Dataset records
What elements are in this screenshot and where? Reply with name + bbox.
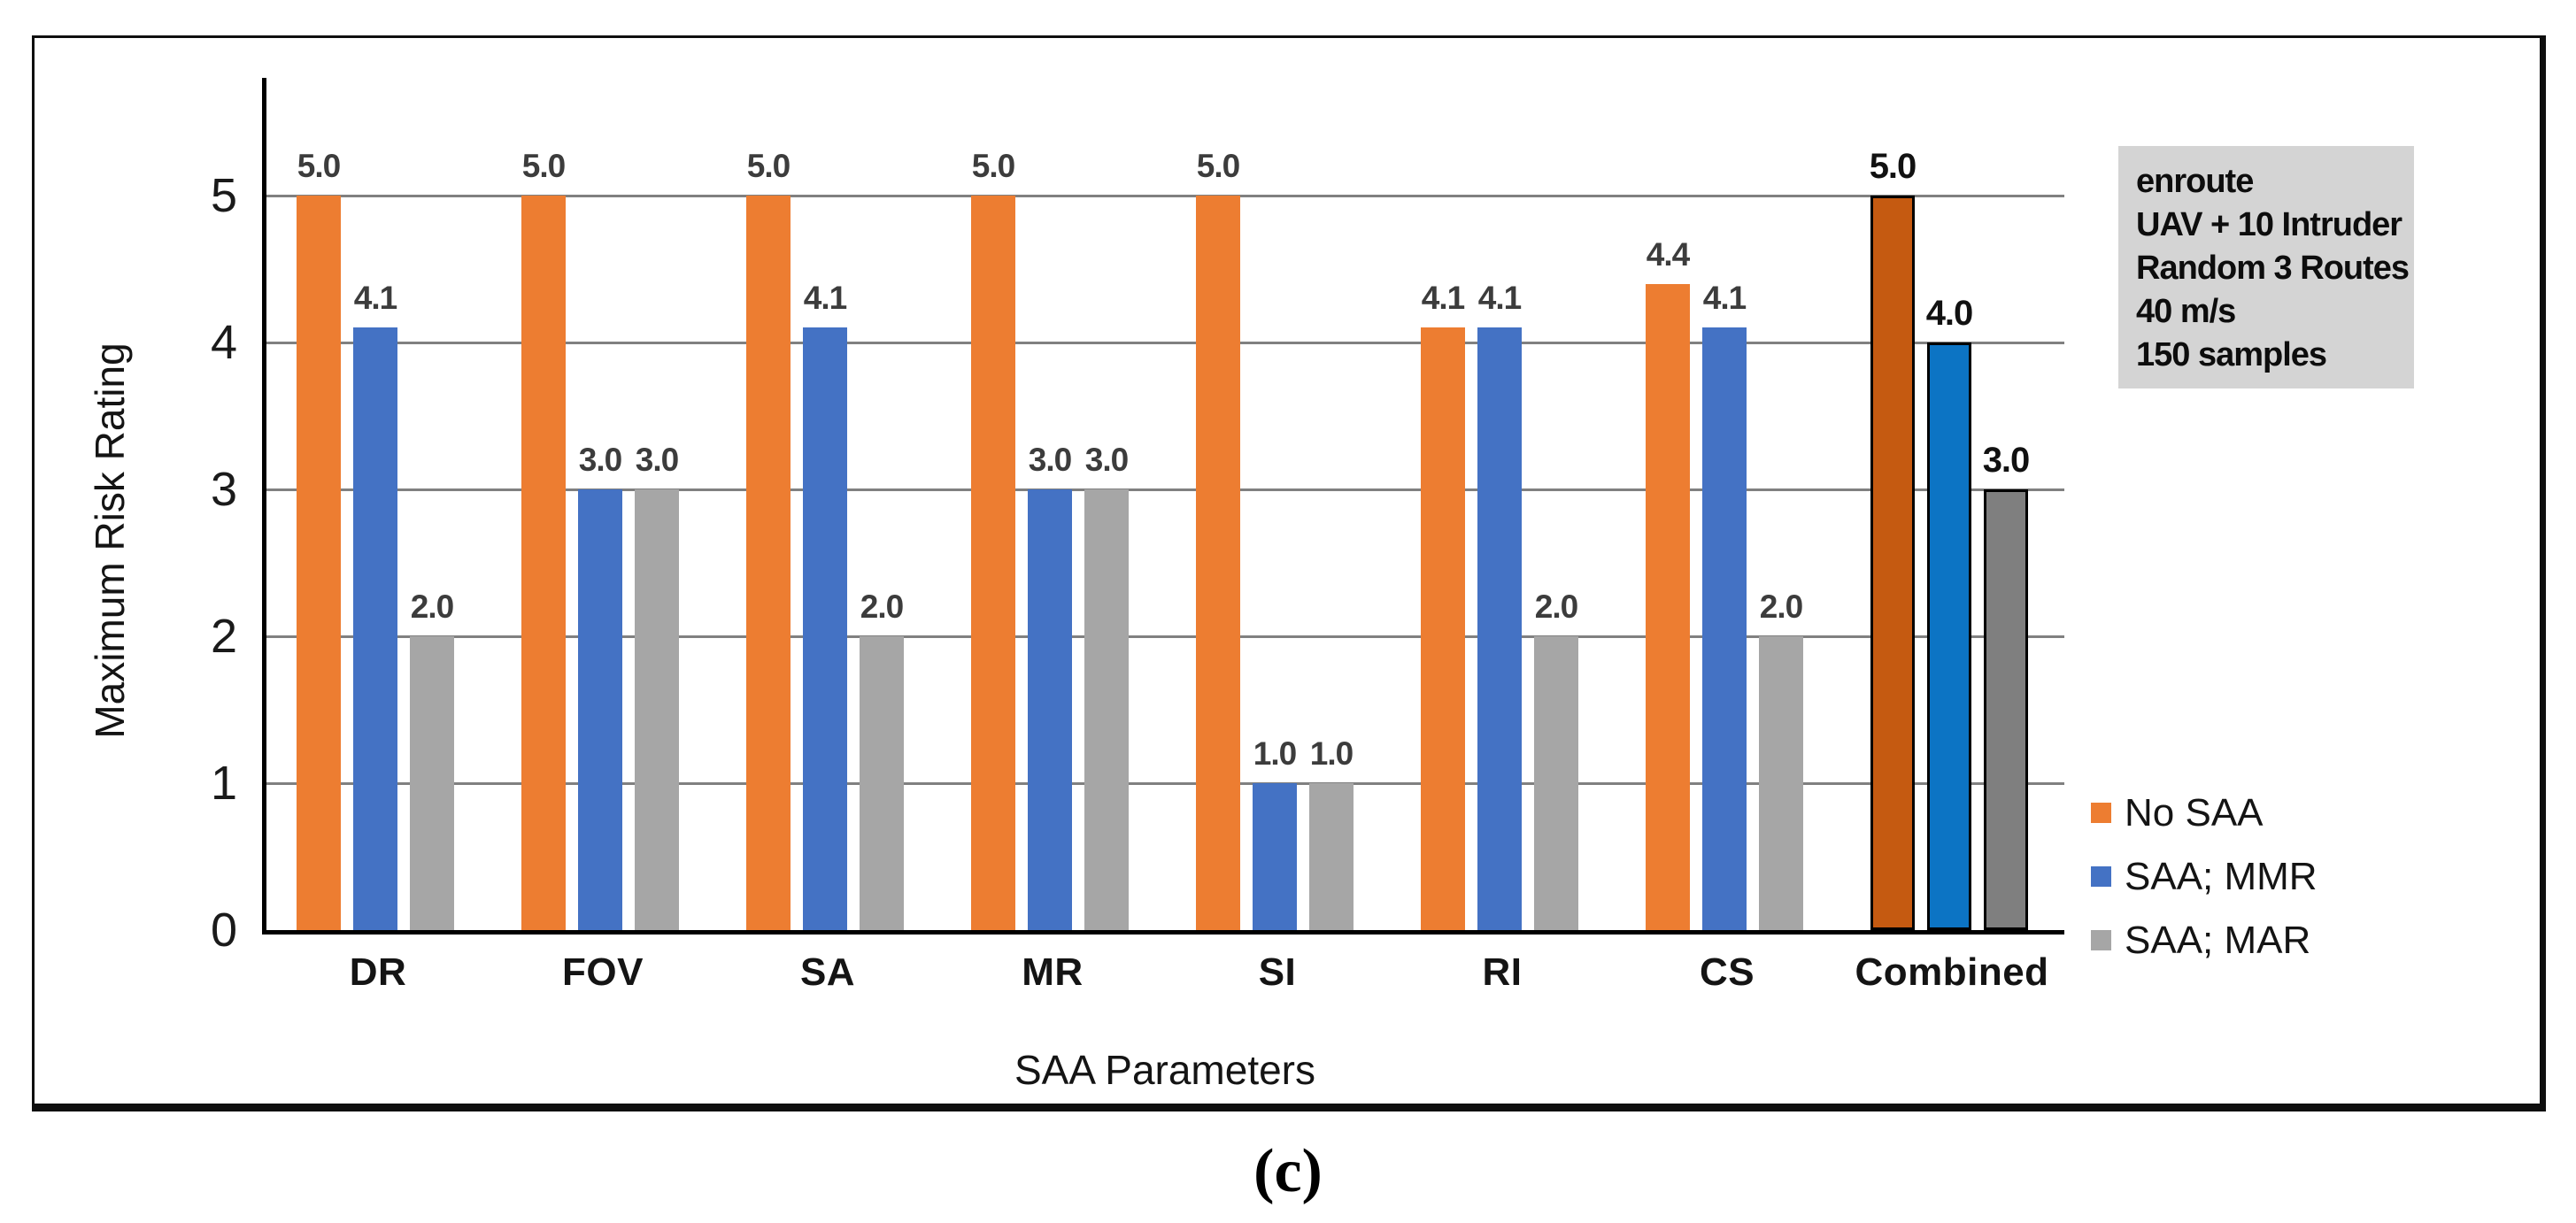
legend-item: No SAA [2091, 790, 2318, 835]
legend-item: SAA; MAR [2091, 918, 2318, 962]
annotation-box: enroute UAV + 10 Intruder Random 3 Routes 4… [2118, 146, 2414, 388]
annotation-line: UAV + 10 Intruder [2136, 206, 2402, 243]
annotation-line: 150 samples [2136, 336, 2327, 373]
legend-item: SAA; MMR [2091, 854, 2318, 898]
legend-label: SAA; MAR [2125, 918, 2311, 962]
legend-color-swatch-icon [2091, 803, 2111, 823]
figure-caption: (c) [1253, 1137, 1323, 1205]
legend-label: SAA; MMR [2125, 854, 2318, 898]
y-axis-title: Maximum Risk Rating [87, 342, 133, 739]
legend-color-swatch-icon [2091, 930, 2111, 950]
annotation-line: Random 3 Routes [2136, 250, 2410, 287]
legend-label: No SAA [2125, 790, 2264, 835]
legend: No SAA SAA; MMR SAA; MAR [2091, 790, 2318, 983]
annotation-line: enroute [2136, 163, 2254, 200]
annotation-line: 40 m/s [2136, 293, 2236, 330]
x-axis-title: SAA Parameters [1014, 1047, 1316, 1093]
legend-color-swatch-icon [2091, 866, 2111, 887]
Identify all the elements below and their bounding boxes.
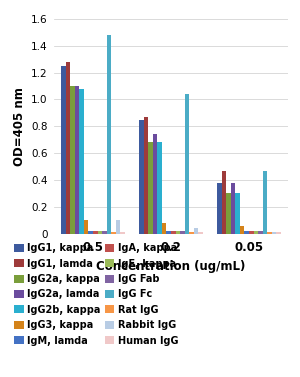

Instructions for the task
Write out all the records again, replacing "legend-label" with "legend-text" everywhere and leaving everything else unchanged. Leave the pictures out.

Exercise solution
What elements are in this screenshot and where? Reply with name + bbox.
legend-item: No SAA [2091, 790, 2318, 835]
legend-item: SAA; MAR [2091, 918, 2318, 962]
annotation-box: enroute UAV + 10 Intruder Random 3 Routes 4… [2118, 146, 2414, 388]
annotation-line: UAV + 10 Intruder [2136, 206, 2402, 243]
annotation-line: 150 samples [2136, 336, 2327, 373]
legend-item: SAA; MMR [2091, 854, 2318, 898]
legend-text: SAA; MAR [2125, 918, 2311, 962]
legend-color-swatch-icon [2091, 803, 2111, 823]
figure-caption: (c) [1253, 1137, 1323, 1205]
legend-text: SAA; MMR [2125, 854, 2318, 898]
y-axis-title: Maximum Risk Rating [87, 342, 133, 739]
legend-color-swatch-icon [2091, 930, 2111, 950]
annotation-line: Random 3 Routes [2136, 250, 2410, 287]
legend-text: No SAA [2125, 790, 2264, 835]
legend: No SAA SAA; MMR SAA; MAR [2091, 790, 2318, 983]
annotation-line: enroute [2136, 163, 2254, 200]
annotation-line: 40 m/s [2136, 293, 2236, 330]
x-axis-title: SAA Parameters [1014, 1047, 1316, 1093]
legend-color-swatch-icon [2091, 866, 2111, 887]
Identify all the elements below and their bounding boxes.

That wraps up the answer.